* start DATA SHOWN *

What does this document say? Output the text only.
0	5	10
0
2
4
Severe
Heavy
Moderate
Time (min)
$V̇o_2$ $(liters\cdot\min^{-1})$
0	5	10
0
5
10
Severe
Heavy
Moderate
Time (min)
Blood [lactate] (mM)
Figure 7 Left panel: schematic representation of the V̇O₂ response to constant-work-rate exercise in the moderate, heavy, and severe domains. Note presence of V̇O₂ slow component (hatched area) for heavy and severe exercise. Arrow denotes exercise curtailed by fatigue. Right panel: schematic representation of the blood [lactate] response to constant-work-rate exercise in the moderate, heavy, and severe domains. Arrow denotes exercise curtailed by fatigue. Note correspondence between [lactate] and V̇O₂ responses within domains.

* end DATA SHOWN *

## TASK INSTRUCTIONS
Reproduce the listing in full. Keep it exactly as written.

## REPLY
What does this document say? Output the text only.
0	5	10
0
2
4
Severe
Heavy
Moderate
Time (min)
$V̇o_2$ $(liters\cdot\min^{-1})$
0	5	10
0
5
10
Severe
Heavy
Moderate
Time (min)
Blood [lactate] (mM)
Figure 7 Left panel: schematic representation of the V̇O₂ response to constant-work-rate exercise in the moderate, heavy, and severe domains. Note presence of V̇O₂ slow component (hatched area) for heavy and severe exercise. Arrow denotes exercise curtailed by fatigue. Right panel: schematic representation of the blood [lactate] response to constant-work-rate exercise in the moderate, heavy, and severe domains. Arrow denotes exercise curtailed by fatigue. Note correspondence between [lactate] and V̇O₂ responses within domains.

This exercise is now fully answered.